[Dataset records on visual material]
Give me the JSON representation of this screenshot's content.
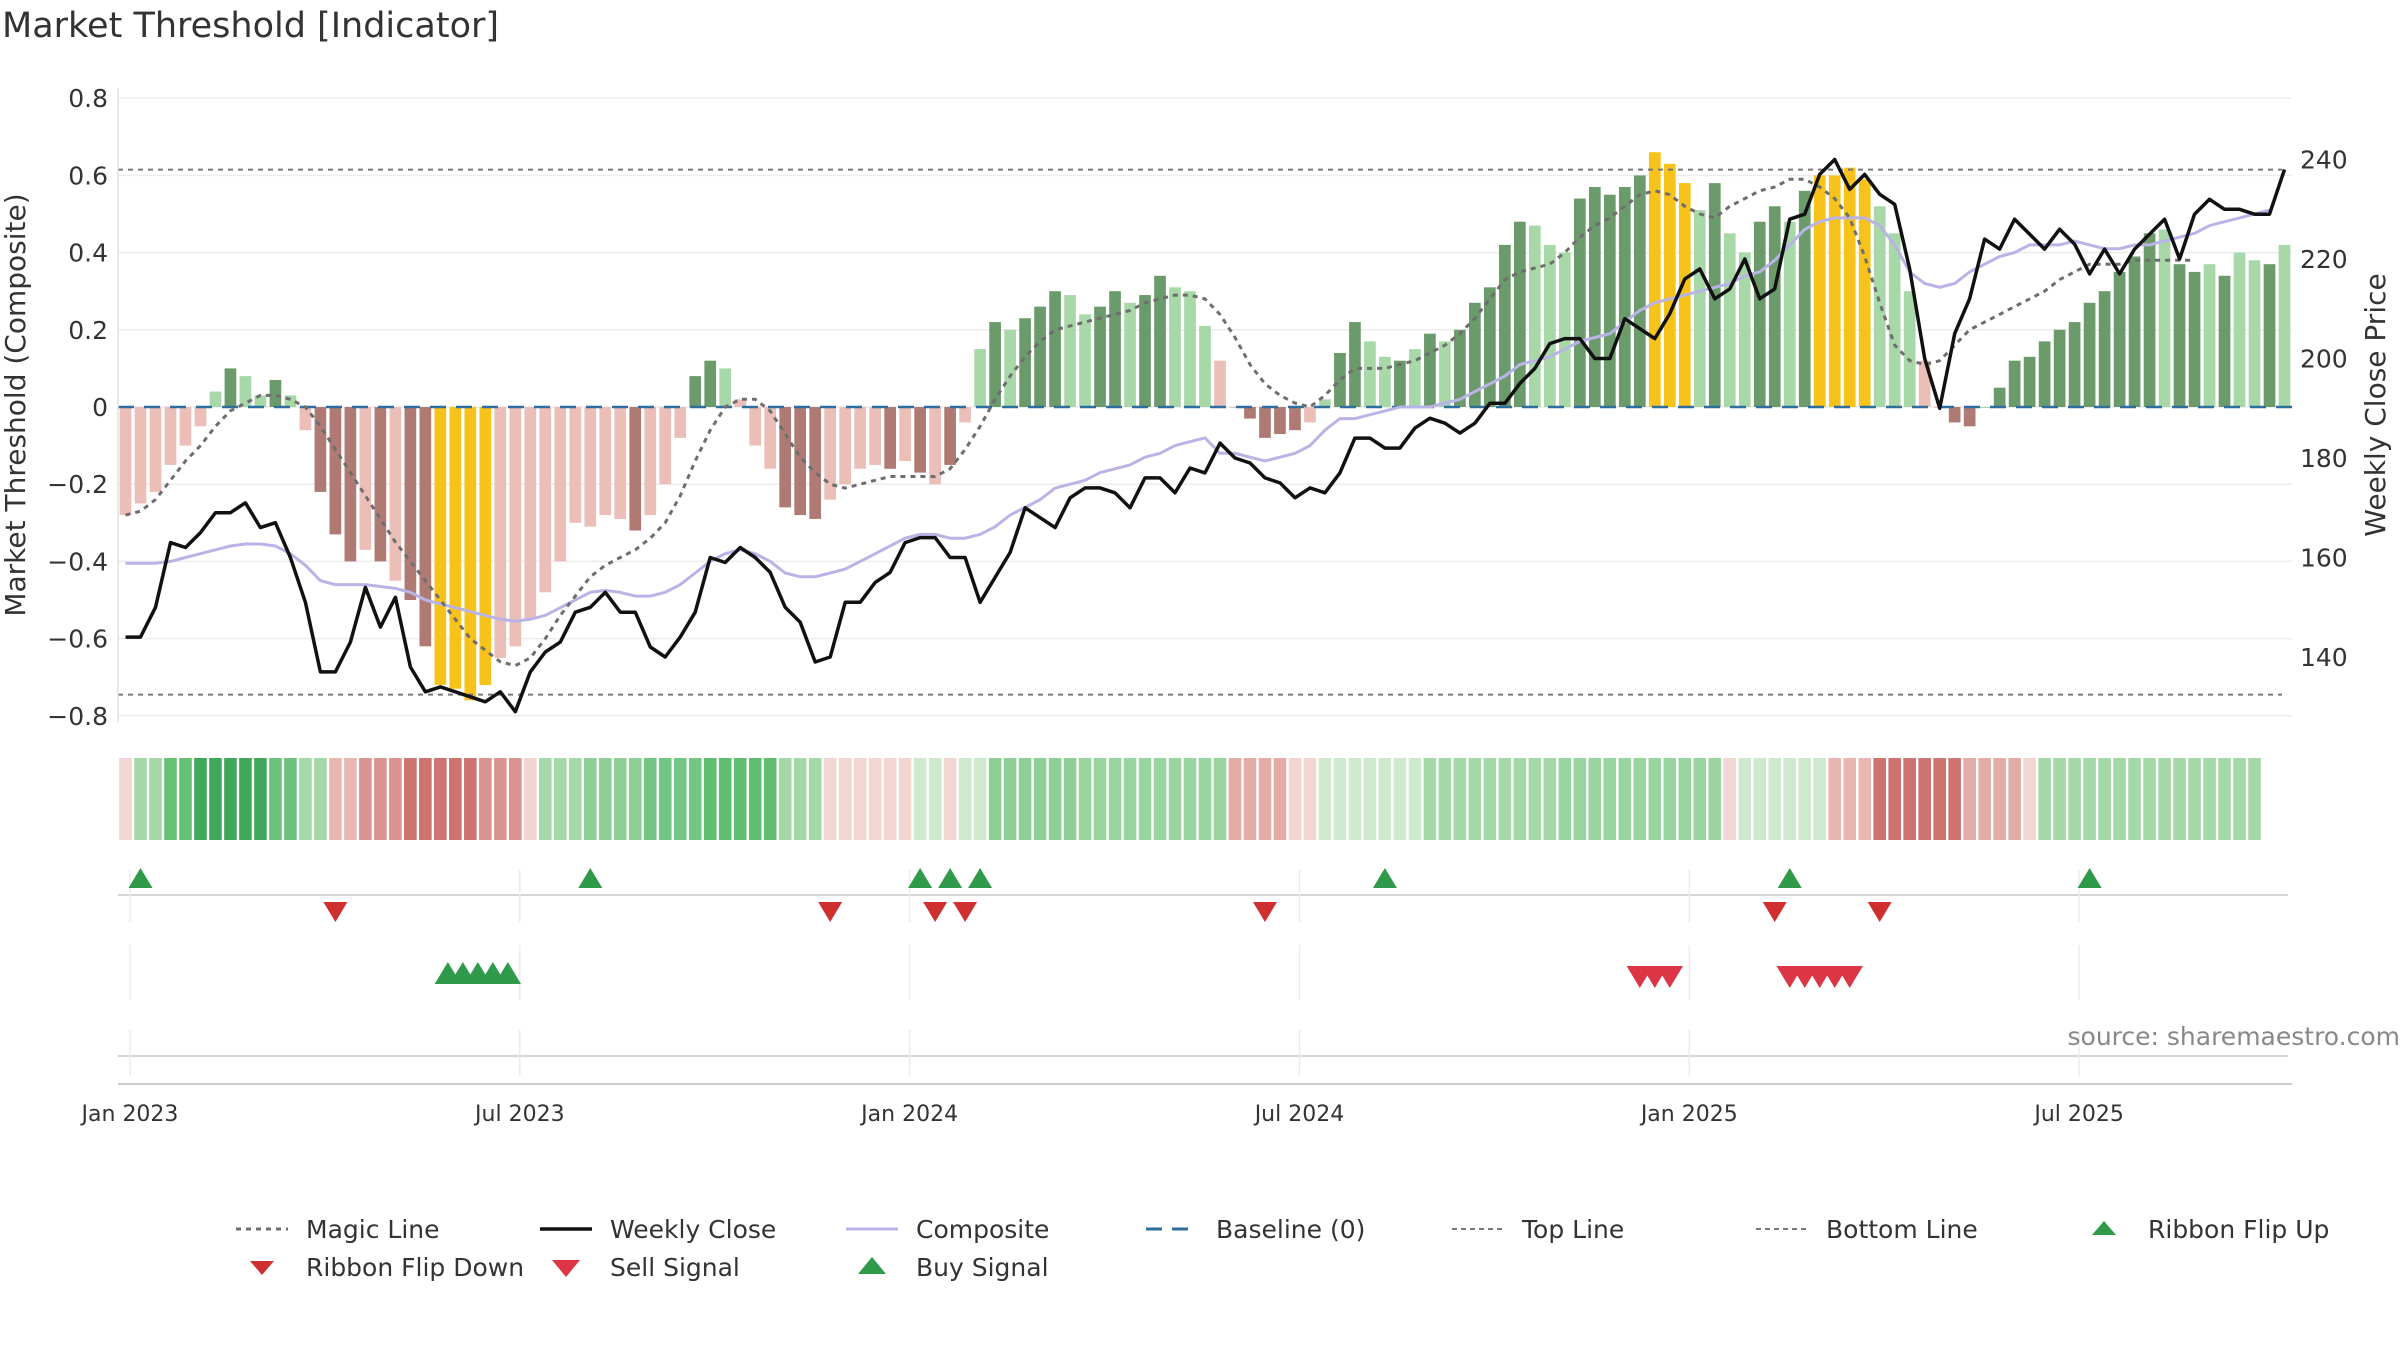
{
  "title": "Market Threshold [Indicator]",
  "source": "source: sharemaestro.com",
  "colors": {
    "bar_strong_pos": "#6b9a6b",
    "bar_light_pos": "#a8d8a8",
    "bar_strong_neg": "#b07a74",
    "bar_light_neg": "#ecbeb8",
    "bar_extreme": "#f7c21a",
    "weekly_close": "#111111",
    "composite": "#b9b4e6",
    "magic_line": "#6e6e6e",
    "baseline": "#2d6e9e",
    "threshold": "#777777",
    "flip_up": "#2e9a4a",
    "flip_down": "#cf2f2f",
    "sell": "#dc3545",
    "buy": "#2e9a4a"
  },
  "chart_data": {
    "type": "bar",
    "title": "Market Threshold [Indicator]",
    "ylabel_left": "Market Threshold (Composite)",
    "ylabel_right": "Weekly Close Price",
    "ylim_left": [
      -0.85,
      0.85
    ],
    "ylim_right": [
      126,
      260
    ],
    "y_ticks_left": [
      {
        "v": 0.8,
        "label": "0.8"
      },
      {
        "v": 0.6,
        "label": "0.6"
      },
      {
        "v": 0.4,
        "label": "0.4"
      },
      {
        "v": 0.2,
        "label": "0.2"
      },
      {
        "v": 0,
        "label": "0"
      },
      {
        "v": -0.2,
        "label": "−0.2"
      },
      {
        "v": -0.4,
        "label": "−0.4"
      },
      {
        "v": -0.6,
        "label": "−0.6"
      },
      {
        "v": -0.8,
        "label": "−0.8"
      }
    ],
    "y_ticks_right": [
      {
        "v": 240,
        "label": "240"
      },
      {
        "v": 220,
        "label": "220"
      },
      {
        "v": 200,
        "label": "200"
      },
      {
        "v": 180,
        "label": "180"
      },
      {
        "v": 160,
        "label": "160"
      },
      {
        "v": 140,
        "label": "140"
      }
    ],
    "x_ticks": [
      {
        "w": 1,
        "label": "Jan 2023"
      },
      {
        "w": 27,
        "label": "Jul 2023"
      },
      {
        "w": 53,
        "label": "Jan 2024"
      },
      {
        "w": 79,
        "label": "Jul 2024"
      },
      {
        "w": 105,
        "label": "Jan 2025"
      },
      {
        "w": 131,
        "label": "Jul 2025"
      }
    ],
    "top_line": 0.615,
    "bottom_line": -0.745,
    "grid": true,
    "composite_bars": [
      -0.28,
      -0.25,
      -0.22,
      -0.15,
      -0.1,
      -0.05,
      0.04,
      0.1,
      0.08,
      0.03,
      0.07,
      0.03,
      -0.06,
      -0.22,
      -0.33,
      -0.4,
      -0.37,
      -0.4,
      -0.45,
      -0.5,
      -0.62,
      -0.72,
      -0.73,
      -0.76,
      -0.72,
      -0.65,
      -0.62,
      -0.55,
      -0.48,
      -0.4,
      -0.3,
      -0.31,
      -0.28,
      -0.29,
      -0.32,
      -0.28,
      -0.2,
      -0.08,
      0.08,
      0.12,
      0.1,
      0.02,
      -0.1,
      -0.16,
      -0.26,
      -0.28,
      -0.29,
      -0.24,
      -0.2,
      -0.16,
      -0.15,
      -0.16,
      -0.14,
      -0.17,
      -0.2,
      -0.15,
      -0.04,
      0.15,
      0.22,
      0.2,
      0.23,
      0.26,
      0.3,
      0.29,
      0.24,
      0.26,
      0.3,
      0.27,
      0.29,
      0.34,
      0.31,
      0.3,
      0.21,
      0.12,
      0.0,
      -0.03,
      -0.08,
      -0.07,
      -0.06,
      -0.04,
      0.02,
      0.14,
      0.22,
      0.17,
      0.13,
      0.12,
      0.15,
      0.19,
      0.17,
      0.2,
      0.27,
      0.31,
      0.42,
      0.48,
      0.47,
      0.42,
      0.4,
      0.54,
      0.57,
      0.55,
      0.57,
      0.6,
      0.66,
      0.63,
      0.58,
      0.51,
      0.58,
      0.45,
      0.4,
      0.48,
      0.52,
      0.48,
      0.56,
      0.6,
      0.6,
      0.62,
      0.59,
      0.52,
      0.45,
      0.3,
      0.12,
      0.0,
      -0.04,
      -0.05,
      0.0,
      0.05,
      0.12,
      0.13,
      0.17,
      0.2,
      0.22,
      0.27,
      0.3,
      0.35,
      0.39,
      0.45,
      0.46,
      0.37,
      0.35,
      0.37,
      0.34,
      0.4,
      0.38,
      0.37,
      0.42
    ],
    "bar_classes": [
      "ln",
      "ln",
      "ln",
      "ln",
      "ln",
      "ln",
      "lp",
      "sp",
      "lp",
      "lp",
      "sp",
      "lp",
      "ln",
      "sn",
      "sn",
      "sn",
      "ln",
      "sn",
      "ln",
      "sn",
      "sn",
      "ye",
      "ye",
      "ye",
      "ye",
      "ln",
      "ln",
      "ln",
      "ln",
      "ln",
      "ln",
      "ln",
      "ln",
      "ln",
      "sn",
      "ln",
      "ln",
      "ln",
      "sp",
      "sp",
      "lp",
      "ln",
      "ln",
      "ln",
      "sn",
      "sn",
      "sn",
      "ln",
      "ln",
      "ln",
      "ln",
      "sn",
      "ln",
      "sn",
      "ln",
      "sn",
      "ln",
      "lp",
      "sp",
      "lp",
      "sp",
      "sp",
      "sp",
      "lp",
      "lp",
      "sp",
      "sp",
      "lp",
      "sp",
      "sp",
      "lp",
      "lp",
      "lp",
      "ln",
      "ln",
      "sn",
      "sn",
      "sn",
      "sn",
      "ln",
      "lp",
      "sp",
      "sp",
      "lp",
      "lp",
      "sp",
      "lp",
      "sp",
      "lp",
      "sp",
      "sp",
      "sp",
      "sp",
      "sp",
      "lp",
      "lp",
      "lp",
      "sp",
      "sp",
      "sp",
      "sp",
      "sp",
      "ye",
      "ye",
      "ye",
      "lp",
      "sp",
      "lp",
      "lp",
      "sp",
      "sp",
      "lp",
      "sp",
      "ye",
      "ye",
      "ye",
      "ye",
      "lp",
      "lp",
      "lp",
      "ln",
      "ln",
      "sn",
      "sn",
      "lp",
      "sp",
      "sp",
      "sp",
      "sp",
      "sp",
      "sp",
      "sp",
      "sp",
      "sp",
      "sp",
      "sp",
      "lp",
      "sp",
      "sp",
      "lp",
      "sp",
      "lp",
      "lp",
      "sp"
    ],
    "weekly_close": [
      144,
      144,
      150,
      163,
      162,
      165,
      169,
      169,
      171,
      166,
      167,
      160,
      151,
      137,
      137,
      143,
      154,
      146,
      152,
      138,
      133,
      134,
      133,
      132,
      131,
      133,
      129,
      137,
      141,
      143,
      149,
      150,
      153,
      149,
      149,
      142,
      140,
      144,
      149,
      160,
      159,
      162,
      160,
      157,
      150,
      147,
      139,
      140,
      151,
      151,
      155,
      157,
      163,
      164,
      164,
      160,
      160,
      151,
      156,
      161,
      170,
      168,
      166,
      172,
      174,
      174,
      173,
      170,
      176,
      176,
      173,
      178,
      177,
      183,
      180,
      179,
      176,
      175,
      172,
      174,
      173,
      177,
      184,
      184,
      182,
      182,
      186,
      188,
      187,
      185,
      187,
      191,
      191,
      195,
      198,
      203,
      204,
      204,
      200,
      200,
      208,
      206,
      204,
      209,
      216,
      218,
      212,
      214,
      220,
      212,
      214,
      228,
      229,
      237,
      240,
      234,
      237,
      233,
      231,
      218,
      200,
      190,
      205,
      212,
      224,
      222,
      228,
      225,
      222,
      226,
      223,
      217,
      222,
      217,
      222,
      225,
      228,
      220,
      229,
      232,
      230,
      230,
      229,
      229,
      238
    ],
    "composite_line": [
      -0.405,
      -0.405,
      -0.405,
      -0.4,
      -0.39,
      -0.38,
      -0.37,
      -0.36,
      -0.355,
      -0.355,
      -0.36,
      -0.38,
      -0.41,
      -0.45,
      -0.46,
      -0.46,
      -0.46,
      -0.465,
      -0.47,
      -0.48,
      -0.5,
      -0.51,
      -0.52,
      -0.53,
      -0.54,
      -0.55,
      -0.555,
      -0.55,
      -0.54,
      -0.52,
      -0.5,
      -0.48,
      -0.475,
      -0.48,
      -0.49,
      -0.49,
      -0.48,
      -0.46,
      -0.43,
      -0.4,
      -0.38,
      -0.37,
      -0.38,
      -0.4,
      -0.43,
      -0.44,
      -0.44,
      -0.43,
      -0.42,
      -0.4,
      -0.38,
      -0.36,
      -0.34,
      -0.33,
      -0.33,
      -0.34,
      -0.34,
      -0.33,
      -0.31,
      -0.28,
      -0.26,
      -0.24,
      -0.21,
      -0.2,
      -0.19,
      -0.17,
      -0.16,
      -0.15,
      -0.13,
      -0.12,
      -0.1,
      -0.09,
      -0.08,
      -0.12,
      -0.12,
      -0.13,
      -0.14,
      -0.13,
      -0.12,
      -0.1,
      -0.06,
      -0.03,
      -0.03,
      -0.02,
      -0.01,
      0.0,
      0.0,
      0.0,
      0.01,
      0.02,
      0.04,
      0.06,
      0.08,
      0.11,
      0.12,
      0.13,
      0.15,
      0.17,
      0.18,
      0.19,
      0.22,
      0.25,
      0.27,
      0.28,
      0.29,
      0.3,
      0.31,
      0.32,
      0.34,
      0.35,
      0.38,
      0.42,
      0.46,
      0.48,
      0.49,
      0.49,
      0.49,
      0.47,
      0.42,
      0.35,
      0.32,
      0.31,
      0.32,
      0.35,
      0.37,
      0.39,
      0.4,
      0.42,
      0.42,
      0.42,
      0.43,
      0.42,
      0.41,
      0.41,
      0.42,
      0.42,
      0.43,
      0.44,
      0.45,
      0.47,
      0.48,
      0.49,
      0.5,
      0.51
    ],
    "magic_line": [
      -0.28,
      -0.27,
      -0.24,
      -0.19,
      -0.14,
      -0.1,
      -0.05,
      -0.01,
      0.01,
      0.03,
      0.03,
      0.02,
      0.0,
      -0.05,
      -0.11,
      -0.17,
      -0.23,
      -0.29,
      -0.35,
      -0.4,
      -0.45,
      -0.5,
      -0.55,
      -0.6,
      -0.63,
      -0.66,
      -0.67,
      -0.65,
      -0.6,
      -0.54,
      -0.49,
      -0.44,
      -0.41,
      -0.39,
      -0.37,
      -0.34,
      -0.3,
      -0.23,
      -0.14,
      -0.06,
      0.0,
      0.02,
      0.02,
      -0.01,
      -0.07,
      -0.13,
      -0.17,
      -0.2,
      -0.21,
      -0.2,
      -0.19,
      -0.18,
      -0.18,
      -0.18,
      -0.18,
      -0.16,
      -0.11,
      -0.05,
      0.02,
      0.08,
      0.13,
      0.17,
      0.2,
      0.21,
      0.22,
      0.23,
      0.24,
      0.25,
      0.27,
      0.28,
      0.29,
      0.29,
      0.28,
      0.24,
      0.18,
      0.11,
      0.06,
      0.03,
      0.01,
      0.0,
      0.03,
      0.07,
      0.1,
      0.1,
      0.1,
      0.11,
      0.12,
      0.14,
      0.16,
      0.19,
      0.23,
      0.28,
      0.33,
      0.35,
      0.36,
      0.37,
      0.4,
      0.44,
      0.47,
      0.49,
      0.52,
      0.55,
      0.56,
      0.55,
      0.52,
      0.5,
      0.49,
      0.52,
      0.54,
      0.56,
      0.57,
      0.59,
      0.59,
      0.57,
      0.54,
      0.49,
      0.39,
      0.27,
      0.16,
      0.12,
      0.11,
      0.12,
      0.16,
      0.2,
      0.22,
      0.24,
      0.26,
      0.28,
      0.3,
      0.33,
      0.35,
      0.37,
      0.37,
      0.37,
      0.38,
      0.38,
      0.38,
      0.38,
      0.38
    ],
    "ribbon": [
      {
        "start": 0,
        "end": 1,
        "color": "#f2d6d3"
      },
      {
        "start": 1,
        "end": 3,
        "color": "#a5d8a7"
      },
      {
        "start": 3,
        "end": 5,
        "color": "#66c174"
      },
      {
        "start": 5,
        "end": 10,
        "color": "#3fa85a"
      },
      {
        "start": 10,
        "end": 12,
        "color": "#6cc27d"
      },
      {
        "start": 12,
        "end": 14,
        "color": "#a5d8a7"
      },
      {
        "start": 14,
        "end": 16,
        "color": "#e9b7b2"
      },
      {
        "start": 16,
        "end": 19,
        "color": "#d99390"
      },
      {
        "start": 19,
        "end": 24,
        "color": "#cd7471"
      },
      {
        "start": 24,
        "end": 27,
        "color": "#d99390"
      },
      {
        "start": 27,
        "end": 28,
        "color": "#f0d4d1"
      },
      {
        "start": 28,
        "end": 31,
        "color": "#a5d8a7"
      },
      {
        "start": 31,
        "end": 35,
        "color": "#8fcf95"
      },
      {
        "start": 35,
        "end": 39,
        "color": "#73c583"
      },
      {
        "start": 39,
        "end": 44,
        "color": "#60bd72"
      },
      {
        "start": 44,
        "end": 47,
        "color": "#a5d8a7"
      },
      {
        "start": 47,
        "end": 53,
        "color": "#f2d6d3"
      },
      {
        "start": 53,
        "end": 55,
        "color": "#cfe9cf"
      },
      {
        "start": 55,
        "end": 56,
        "color": "#f2d6d3"
      },
      {
        "start": 56,
        "end": 58,
        "color": "#cfe9cf"
      },
      {
        "start": 58,
        "end": 64,
        "color": "#8fcf95"
      },
      {
        "start": 64,
        "end": 74,
        "color": "#9ad49f"
      },
      {
        "start": 74,
        "end": 78,
        "color": "#e4aca7"
      },
      {
        "start": 78,
        "end": 80,
        "color": "#f2d6d3"
      },
      {
        "start": 80,
        "end": 87,
        "color": "#cfe9cf"
      },
      {
        "start": 87,
        "end": 96,
        "color": "#a5d8a7"
      },
      {
        "start": 96,
        "end": 107,
        "color": "#9ad49f"
      },
      {
        "start": 107,
        "end": 108,
        "color": "#f2d6d3"
      },
      {
        "start": 108,
        "end": 114,
        "color": "#cfe9cf"
      },
      {
        "start": 114,
        "end": 117,
        "color": "#e9b7b2"
      },
      {
        "start": 117,
        "end": 123,
        "color": "#cd7471"
      },
      {
        "start": 123,
        "end": 127,
        "color": "#e4aca7"
      },
      {
        "start": 127,
        "end": 128,
        "color": "#f2d6d3"
      },
      {
        "start": 128,
        "end": 143,
        "color": "#a5d8a7"
      }
    ],
    "ribbon_flip_up": [
      1,
      31,
      53,
      55,
      57,
      84,
      111,
      131
    ],
    "ribbon_flip_down": [
      14,
      47,
      54,
      56,
      76,
      110,
      117
    ],
    "buy_signals": [
      21.5,
      22.5,
      23.5,
      24.5,
      25.5
    ],
    "sell_signals": [
      101,
      102,
      103,
      111,
      112,
      113,
      114,
      115
    ],
    "legend": [
      {
        "key": "magic",
        "label": "Magic Line"
      },
      {
        "key": "close",
        "label": "Weekly Close"
      },
      {
        "key": "composite",
        "label": "Composite"
      },
      {
        "key": "baseline",
        "label": "Baseline (0)"
      },
      {
        "key": "top",
        "label": "Top Line"
      },
      {
        "key": "bottom",
        "label": "Bottom Line"
      },
      {
        "key": "flipup",
        "label": "Ribbon Flip Up"
      },
      {
        "key": "flipdown",
        "label": "Ribbon Flip Down"
      },
      {
        "key": "sell",
        "label": "Sell Signal"
      },
      {
        "key": "buy",
        "label": "Buy Signal"
      }
    ]
  }
}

→ **Task**: Find "Market". Copy every line it occurs in.

→ **Response**:
  "title": "Market Threshold [Indicator]",
    "title": "Market Threshold [Indicator]",
    "ylabel_left": "Market Threshold (Composite)",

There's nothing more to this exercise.